### WHAT TO PRODUCE
Each record below is to be reproduced without any change.

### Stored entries
┌──

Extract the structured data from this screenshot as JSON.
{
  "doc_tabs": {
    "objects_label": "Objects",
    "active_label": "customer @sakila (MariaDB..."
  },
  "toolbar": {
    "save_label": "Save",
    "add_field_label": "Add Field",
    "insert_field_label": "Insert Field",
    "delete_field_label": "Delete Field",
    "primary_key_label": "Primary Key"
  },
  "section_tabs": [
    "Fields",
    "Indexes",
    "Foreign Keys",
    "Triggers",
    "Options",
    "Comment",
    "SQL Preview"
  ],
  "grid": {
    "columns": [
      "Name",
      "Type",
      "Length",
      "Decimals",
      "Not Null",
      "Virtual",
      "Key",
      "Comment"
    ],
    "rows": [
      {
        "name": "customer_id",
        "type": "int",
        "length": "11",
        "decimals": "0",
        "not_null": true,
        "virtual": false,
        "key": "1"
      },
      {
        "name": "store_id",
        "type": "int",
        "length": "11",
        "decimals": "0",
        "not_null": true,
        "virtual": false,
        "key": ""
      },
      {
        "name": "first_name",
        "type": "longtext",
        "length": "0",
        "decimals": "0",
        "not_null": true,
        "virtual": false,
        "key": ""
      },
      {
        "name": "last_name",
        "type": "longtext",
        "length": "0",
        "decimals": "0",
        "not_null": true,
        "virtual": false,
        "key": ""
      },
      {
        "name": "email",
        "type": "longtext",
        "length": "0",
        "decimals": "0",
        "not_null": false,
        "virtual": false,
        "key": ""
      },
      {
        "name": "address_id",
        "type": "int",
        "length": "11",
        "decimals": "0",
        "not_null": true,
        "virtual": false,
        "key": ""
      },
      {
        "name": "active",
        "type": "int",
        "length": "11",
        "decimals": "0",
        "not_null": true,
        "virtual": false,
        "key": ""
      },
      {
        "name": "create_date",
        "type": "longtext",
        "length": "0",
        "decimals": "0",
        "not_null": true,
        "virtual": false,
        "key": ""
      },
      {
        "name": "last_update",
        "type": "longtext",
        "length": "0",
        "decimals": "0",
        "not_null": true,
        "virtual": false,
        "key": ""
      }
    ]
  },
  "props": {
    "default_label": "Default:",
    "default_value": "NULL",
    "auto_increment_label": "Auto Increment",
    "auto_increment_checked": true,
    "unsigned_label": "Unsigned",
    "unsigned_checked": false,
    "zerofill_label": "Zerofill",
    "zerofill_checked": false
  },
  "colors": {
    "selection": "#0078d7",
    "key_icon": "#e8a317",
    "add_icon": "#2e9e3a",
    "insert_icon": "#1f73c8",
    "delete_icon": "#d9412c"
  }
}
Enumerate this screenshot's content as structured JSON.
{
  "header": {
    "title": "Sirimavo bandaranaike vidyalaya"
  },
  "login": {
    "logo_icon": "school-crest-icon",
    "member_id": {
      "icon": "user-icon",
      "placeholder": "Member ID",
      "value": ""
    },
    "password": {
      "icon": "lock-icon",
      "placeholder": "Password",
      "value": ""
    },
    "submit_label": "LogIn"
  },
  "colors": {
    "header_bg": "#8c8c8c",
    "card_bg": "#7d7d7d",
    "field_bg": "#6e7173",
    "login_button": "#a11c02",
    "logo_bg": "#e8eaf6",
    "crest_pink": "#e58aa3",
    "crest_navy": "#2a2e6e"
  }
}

└──

### WRITTEN REPLY
Extract the structured data from this screenshot as JSON.
{
  "doc_tabs": {
    "objects_label": "Objects",
    "active_label": "customer @sakila (MariaDB..."
  },
  "toolbar": {
    "save_label": "Save",
    "add_field_label": "Add Field",
    "insert_field_label": "Insert Field",
    "delete_field_label": "Delete Field",
    "primary_key_label": "Primary Key"
  },
  "section_tabs": [
    "Fields",
    "Indexes",
    "Foreign Keys",
    "Triggers",
    "Options",
    "Comment",
    "SQL Preview"
  ],
  "grid": {
    "columns": [
      "Name",
      "Type",
      "Length",
      "Decimals",
      "Not Null",
      "Virtual",
      "Key",
      "Comment"
    ],
    "rows": [
      {
        "name": "customer_id",
        "type": "int",
        "length": "11",
        "decimals": "0",
        "not_null": true,
        "virtual": false,
        "key": "1"
      },
      {
        "name": "store_id",
        "type": "int",
        "length": "11",
        "decimals": "0",
        "not_null": true,
        "virtual": false,
        "key": ""
      },
      {
        "name": "first_name",
        "type": "longtext",
        "length": "0",
        "decimals": "0",
        "not_null": true,
        "virtual": false,
        "key": ""
      },
      {
        "name": "last_name",
        "type": "longtext",
        "length": "0",
        "decimals": "0",
        "not_null": true,
        "virtual": false,
        "key": ""
      },
      {
        "name": "email",
        "type": "longtext",
        "length": "0",
        "decimals": "0",
        "not_null": false,
        "virtual": false,
        "key": ""
      },
      {
        "name": "address_id",
        "type": "int",
        "length": "11",
        "decimals": "0",
        "not_null": true,
        "virtual": false,
        "key": ""
      },
      {
        "name": "active",
        "type": "int",
        "length": "11",
        "decimals": "0",
        "not_null": true,
        "virtual": false,
        "key": ""
      },
      {
        "name": "create_date",
        "type": "longtext",
        "length": "0",
        "decimals": "0",
        "not_null": true,
        "virtual": false,
        "key": ""
      },
      {
        "name": "last_update",
        "type": "longtext",
        "length": "0",
        "decimals": "0",
        "not_null": true,
        "virtual": false,
        "key": ""
      }
    ]
  },
  "props": {
    "default_label": "Default:",
    "default_value": "NULL",
    "auto_increment_label": "Auto Increment",
    "auto_increment_checked": true,
    "unsigned_label": "Unsigned",
    "unsigned_checked": false,
    "zerofill_label": "Zerofill",
    "zerofill_checked": false
  },
  "colors": {
    "selection": "#0078d7",
    "key_icon": "#e8a317",
    "add_icon": "#2e9e3a",
    "insert_icon": "#1f73c8",
    "delete_icon": "#d9412c"
  }
}
Enumerate this screenshot's content as structured JSON.
{
  "header": {
    "title": "Sirimavo bandaranaike vidyalaya"
  },
  "login": {
    "logo_icon": "school-crest-icon",
    "member_id": {
      "icon": "user-icon",
      "placeholder": "Member ID",
      "value": ""
    },
    "password": {
      "icon": "lock-icon",
      "placeholder": "Password",
      "value": ""
    },
    "submit_label": "LogIn"
  },
  "colors": {
    "header_bg": "#8c8c8c",
    "card_bg": "#7d7d7d",
    "field_bg": "#6e7173",
    "login_button": "#a11c02",
    "logo_bg": "#e8eaf6",
    "crest_pink": "#e58aa3",
    "crest_navy": "#2a2e6e"
  }
}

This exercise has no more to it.